▶ **THE EXERCISE**
From the entries below, copy every line holding the word "Joseph".

* * * * * * * * *

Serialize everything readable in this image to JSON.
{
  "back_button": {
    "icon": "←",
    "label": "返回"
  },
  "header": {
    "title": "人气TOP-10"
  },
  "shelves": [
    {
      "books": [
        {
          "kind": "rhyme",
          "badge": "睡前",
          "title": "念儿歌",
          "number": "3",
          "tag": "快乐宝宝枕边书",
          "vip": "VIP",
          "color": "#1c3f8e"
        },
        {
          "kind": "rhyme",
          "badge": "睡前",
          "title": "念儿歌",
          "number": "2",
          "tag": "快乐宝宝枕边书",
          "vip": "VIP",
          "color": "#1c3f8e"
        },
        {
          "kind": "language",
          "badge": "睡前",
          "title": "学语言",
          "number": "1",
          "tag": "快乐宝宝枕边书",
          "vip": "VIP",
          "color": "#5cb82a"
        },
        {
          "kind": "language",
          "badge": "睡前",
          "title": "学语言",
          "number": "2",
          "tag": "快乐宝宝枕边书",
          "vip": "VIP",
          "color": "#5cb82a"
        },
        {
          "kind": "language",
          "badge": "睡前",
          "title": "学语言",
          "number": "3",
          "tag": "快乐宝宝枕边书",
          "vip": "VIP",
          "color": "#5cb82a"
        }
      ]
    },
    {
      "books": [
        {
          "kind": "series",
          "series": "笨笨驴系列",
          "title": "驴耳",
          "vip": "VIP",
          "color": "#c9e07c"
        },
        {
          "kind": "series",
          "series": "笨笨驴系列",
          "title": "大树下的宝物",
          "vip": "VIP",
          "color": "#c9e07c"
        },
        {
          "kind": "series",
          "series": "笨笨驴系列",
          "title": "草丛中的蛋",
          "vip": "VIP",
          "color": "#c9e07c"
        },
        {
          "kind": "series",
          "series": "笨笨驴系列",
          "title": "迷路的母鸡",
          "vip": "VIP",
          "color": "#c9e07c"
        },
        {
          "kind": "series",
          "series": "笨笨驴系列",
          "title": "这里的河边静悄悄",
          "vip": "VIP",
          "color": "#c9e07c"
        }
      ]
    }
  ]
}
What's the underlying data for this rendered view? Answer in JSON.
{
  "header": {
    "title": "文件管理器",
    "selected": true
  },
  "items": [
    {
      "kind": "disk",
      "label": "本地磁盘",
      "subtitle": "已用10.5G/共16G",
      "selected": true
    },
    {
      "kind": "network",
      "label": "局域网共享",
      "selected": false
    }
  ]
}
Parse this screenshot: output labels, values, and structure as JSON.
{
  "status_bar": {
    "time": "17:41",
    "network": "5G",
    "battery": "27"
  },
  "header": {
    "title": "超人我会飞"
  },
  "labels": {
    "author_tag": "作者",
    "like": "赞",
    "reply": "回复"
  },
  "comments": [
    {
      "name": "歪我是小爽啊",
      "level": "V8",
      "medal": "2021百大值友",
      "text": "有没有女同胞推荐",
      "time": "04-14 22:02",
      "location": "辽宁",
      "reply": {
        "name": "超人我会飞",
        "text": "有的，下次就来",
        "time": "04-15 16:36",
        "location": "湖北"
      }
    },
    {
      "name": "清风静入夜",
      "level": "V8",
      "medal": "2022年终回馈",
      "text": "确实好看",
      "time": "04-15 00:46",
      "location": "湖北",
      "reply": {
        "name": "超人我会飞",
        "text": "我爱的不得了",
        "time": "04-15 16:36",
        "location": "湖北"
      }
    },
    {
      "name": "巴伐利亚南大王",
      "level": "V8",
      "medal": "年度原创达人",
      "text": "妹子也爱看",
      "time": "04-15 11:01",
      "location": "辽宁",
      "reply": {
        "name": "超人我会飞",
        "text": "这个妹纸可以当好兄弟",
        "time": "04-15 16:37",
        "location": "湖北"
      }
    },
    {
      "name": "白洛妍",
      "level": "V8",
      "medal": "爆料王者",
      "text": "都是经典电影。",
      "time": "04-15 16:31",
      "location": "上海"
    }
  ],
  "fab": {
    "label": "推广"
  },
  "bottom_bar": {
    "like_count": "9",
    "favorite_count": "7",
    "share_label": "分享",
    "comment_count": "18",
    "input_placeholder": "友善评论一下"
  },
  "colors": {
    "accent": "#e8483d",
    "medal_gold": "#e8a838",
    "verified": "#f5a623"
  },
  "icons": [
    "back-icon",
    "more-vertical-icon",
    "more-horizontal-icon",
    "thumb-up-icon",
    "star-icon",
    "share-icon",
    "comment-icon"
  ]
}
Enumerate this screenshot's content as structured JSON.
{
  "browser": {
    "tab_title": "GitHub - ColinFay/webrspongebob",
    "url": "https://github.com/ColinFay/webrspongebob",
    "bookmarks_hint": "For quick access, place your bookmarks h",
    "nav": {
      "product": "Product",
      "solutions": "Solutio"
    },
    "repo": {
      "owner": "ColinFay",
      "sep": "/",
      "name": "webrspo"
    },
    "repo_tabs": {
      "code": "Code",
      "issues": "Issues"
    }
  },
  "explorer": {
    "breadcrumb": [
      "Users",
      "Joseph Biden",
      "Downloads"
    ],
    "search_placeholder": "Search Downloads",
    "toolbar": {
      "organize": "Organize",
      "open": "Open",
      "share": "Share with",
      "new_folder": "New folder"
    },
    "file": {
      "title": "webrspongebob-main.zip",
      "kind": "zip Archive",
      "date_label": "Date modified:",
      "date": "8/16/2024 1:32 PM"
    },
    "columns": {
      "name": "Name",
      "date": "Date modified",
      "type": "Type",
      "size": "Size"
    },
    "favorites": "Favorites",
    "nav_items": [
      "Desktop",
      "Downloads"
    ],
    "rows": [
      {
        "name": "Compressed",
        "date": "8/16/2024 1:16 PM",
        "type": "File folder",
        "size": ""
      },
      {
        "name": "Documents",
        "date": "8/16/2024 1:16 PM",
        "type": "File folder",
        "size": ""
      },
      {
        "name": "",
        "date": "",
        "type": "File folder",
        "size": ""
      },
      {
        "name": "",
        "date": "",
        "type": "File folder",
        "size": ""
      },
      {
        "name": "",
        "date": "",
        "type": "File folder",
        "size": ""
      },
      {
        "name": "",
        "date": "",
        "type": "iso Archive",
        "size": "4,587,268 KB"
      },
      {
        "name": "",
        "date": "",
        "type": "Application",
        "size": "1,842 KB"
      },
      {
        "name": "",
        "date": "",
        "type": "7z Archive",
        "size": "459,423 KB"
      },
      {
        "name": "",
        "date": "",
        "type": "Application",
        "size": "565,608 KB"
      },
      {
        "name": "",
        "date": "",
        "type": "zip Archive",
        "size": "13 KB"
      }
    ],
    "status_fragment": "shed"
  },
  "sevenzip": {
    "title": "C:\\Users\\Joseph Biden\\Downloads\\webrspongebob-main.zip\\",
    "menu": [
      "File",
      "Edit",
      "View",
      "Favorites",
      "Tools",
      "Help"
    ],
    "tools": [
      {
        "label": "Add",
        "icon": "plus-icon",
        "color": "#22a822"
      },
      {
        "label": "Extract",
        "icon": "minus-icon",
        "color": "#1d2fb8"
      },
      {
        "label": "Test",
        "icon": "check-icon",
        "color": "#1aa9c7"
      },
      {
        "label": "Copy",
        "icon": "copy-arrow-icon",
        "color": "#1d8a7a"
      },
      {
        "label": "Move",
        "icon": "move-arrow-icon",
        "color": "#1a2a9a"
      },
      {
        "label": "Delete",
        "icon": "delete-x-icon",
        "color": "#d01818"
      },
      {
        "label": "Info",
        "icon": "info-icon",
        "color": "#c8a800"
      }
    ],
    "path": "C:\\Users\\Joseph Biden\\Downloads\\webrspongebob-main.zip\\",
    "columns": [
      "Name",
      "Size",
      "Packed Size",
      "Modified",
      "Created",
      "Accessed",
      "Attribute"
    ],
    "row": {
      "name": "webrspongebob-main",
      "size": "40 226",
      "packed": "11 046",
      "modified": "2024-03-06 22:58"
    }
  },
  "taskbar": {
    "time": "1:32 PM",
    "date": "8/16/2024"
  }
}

* * * * * * * * *

▶ **WORKED SOLUTION**
      "Joseph Biden",
    "title": "C:\\Users\\Joseph Biden\\Downloads\\webrspongebob-main.zip\\",
    "path": "C:\\Users\\Joseph Biden\\Downloads\\webrspongebob-main.zip\\",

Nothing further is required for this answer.